Data records:
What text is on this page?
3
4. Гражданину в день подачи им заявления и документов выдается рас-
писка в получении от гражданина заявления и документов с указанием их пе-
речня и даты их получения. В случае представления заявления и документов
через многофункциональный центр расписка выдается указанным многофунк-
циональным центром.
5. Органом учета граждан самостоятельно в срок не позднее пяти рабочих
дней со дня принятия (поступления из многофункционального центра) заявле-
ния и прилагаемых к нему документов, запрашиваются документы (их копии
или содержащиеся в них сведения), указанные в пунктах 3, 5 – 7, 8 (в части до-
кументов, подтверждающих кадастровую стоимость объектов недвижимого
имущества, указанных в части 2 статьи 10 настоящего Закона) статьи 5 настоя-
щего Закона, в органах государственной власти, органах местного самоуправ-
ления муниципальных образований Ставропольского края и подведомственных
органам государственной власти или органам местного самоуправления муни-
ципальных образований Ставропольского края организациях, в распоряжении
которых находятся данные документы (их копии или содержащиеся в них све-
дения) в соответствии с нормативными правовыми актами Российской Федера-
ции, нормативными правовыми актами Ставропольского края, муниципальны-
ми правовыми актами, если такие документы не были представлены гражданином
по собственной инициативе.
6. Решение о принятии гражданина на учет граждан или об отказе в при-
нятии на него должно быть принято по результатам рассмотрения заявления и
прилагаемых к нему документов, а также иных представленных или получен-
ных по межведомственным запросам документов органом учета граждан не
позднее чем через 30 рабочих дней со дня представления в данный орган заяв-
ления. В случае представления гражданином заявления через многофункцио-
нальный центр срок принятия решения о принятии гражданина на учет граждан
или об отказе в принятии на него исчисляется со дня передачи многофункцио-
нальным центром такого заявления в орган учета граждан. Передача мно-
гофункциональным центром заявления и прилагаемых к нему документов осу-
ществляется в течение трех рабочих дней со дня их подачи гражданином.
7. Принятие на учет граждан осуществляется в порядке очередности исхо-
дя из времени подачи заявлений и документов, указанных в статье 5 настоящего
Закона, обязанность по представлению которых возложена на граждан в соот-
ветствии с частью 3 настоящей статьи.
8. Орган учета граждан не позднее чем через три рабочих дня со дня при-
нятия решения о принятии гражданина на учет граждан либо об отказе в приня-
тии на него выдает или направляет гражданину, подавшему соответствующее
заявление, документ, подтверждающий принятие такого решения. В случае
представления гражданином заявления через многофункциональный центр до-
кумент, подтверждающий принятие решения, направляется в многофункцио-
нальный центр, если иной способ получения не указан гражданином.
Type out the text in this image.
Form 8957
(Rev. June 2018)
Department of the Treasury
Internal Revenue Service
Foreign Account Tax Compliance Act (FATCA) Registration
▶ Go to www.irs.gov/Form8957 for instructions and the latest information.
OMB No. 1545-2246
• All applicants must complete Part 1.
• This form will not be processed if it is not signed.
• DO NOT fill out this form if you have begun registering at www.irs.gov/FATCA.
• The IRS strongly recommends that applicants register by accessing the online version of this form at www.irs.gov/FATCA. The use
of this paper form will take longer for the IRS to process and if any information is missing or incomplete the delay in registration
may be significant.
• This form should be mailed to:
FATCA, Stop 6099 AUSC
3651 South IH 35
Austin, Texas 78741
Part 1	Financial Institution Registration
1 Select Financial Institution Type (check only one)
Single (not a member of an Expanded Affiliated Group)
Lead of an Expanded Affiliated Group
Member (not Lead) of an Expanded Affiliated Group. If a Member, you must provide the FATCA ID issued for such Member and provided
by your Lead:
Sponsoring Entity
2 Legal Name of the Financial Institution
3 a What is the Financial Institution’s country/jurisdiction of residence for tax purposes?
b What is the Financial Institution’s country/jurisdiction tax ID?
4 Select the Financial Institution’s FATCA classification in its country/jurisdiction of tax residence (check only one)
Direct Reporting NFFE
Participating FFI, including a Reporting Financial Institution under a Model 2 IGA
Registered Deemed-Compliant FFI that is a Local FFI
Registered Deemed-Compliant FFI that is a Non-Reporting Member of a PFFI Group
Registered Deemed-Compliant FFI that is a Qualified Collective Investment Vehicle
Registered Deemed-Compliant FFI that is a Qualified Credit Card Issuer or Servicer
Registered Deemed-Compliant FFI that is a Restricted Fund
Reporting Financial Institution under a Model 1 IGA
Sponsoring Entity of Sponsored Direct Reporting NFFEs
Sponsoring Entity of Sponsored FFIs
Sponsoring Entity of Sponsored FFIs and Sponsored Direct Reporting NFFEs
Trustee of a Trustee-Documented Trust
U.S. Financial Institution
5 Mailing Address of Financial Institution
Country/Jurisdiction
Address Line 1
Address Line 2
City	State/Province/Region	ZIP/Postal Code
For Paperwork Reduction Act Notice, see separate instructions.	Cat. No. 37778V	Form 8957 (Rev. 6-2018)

REQUIRED WORK. Using the material above, work out how many lines contain the string "information". Give that number alone.

ANSWER IN FULL. 2